▶ [Task brief]
Lines that include the word "eyes" are the ones to copy.

▶ [Stored rows]
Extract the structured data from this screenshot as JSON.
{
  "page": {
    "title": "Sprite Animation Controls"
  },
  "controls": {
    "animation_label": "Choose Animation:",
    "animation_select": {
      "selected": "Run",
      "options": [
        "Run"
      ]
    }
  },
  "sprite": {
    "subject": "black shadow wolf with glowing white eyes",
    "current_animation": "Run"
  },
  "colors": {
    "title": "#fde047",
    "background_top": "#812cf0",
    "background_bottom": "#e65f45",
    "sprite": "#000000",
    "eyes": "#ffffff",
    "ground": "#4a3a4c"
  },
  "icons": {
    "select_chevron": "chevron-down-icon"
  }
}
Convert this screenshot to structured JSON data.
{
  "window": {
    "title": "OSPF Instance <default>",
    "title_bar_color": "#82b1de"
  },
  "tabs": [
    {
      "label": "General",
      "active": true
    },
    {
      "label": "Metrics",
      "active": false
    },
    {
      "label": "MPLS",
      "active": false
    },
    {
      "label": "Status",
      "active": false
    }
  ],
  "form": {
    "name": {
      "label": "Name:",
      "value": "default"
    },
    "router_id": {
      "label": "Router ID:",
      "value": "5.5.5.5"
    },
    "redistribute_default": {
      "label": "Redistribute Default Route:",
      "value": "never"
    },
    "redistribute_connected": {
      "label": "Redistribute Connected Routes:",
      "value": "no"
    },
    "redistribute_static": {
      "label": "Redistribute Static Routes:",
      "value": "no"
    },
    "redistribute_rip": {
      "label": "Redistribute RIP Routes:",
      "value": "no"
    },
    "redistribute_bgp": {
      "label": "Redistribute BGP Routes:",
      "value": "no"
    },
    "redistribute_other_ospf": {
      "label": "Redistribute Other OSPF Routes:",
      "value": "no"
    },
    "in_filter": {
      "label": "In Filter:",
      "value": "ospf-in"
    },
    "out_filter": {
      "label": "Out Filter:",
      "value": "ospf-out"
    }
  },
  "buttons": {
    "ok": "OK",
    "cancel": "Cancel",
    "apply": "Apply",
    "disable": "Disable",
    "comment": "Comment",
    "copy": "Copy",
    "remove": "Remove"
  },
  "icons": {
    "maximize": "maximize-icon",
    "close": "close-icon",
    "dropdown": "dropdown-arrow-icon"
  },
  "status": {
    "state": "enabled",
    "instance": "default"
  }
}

▶ [Full solution]
    "subject": "black shadow wolf with glowing white eyes",
    "eyes": "#ffffff",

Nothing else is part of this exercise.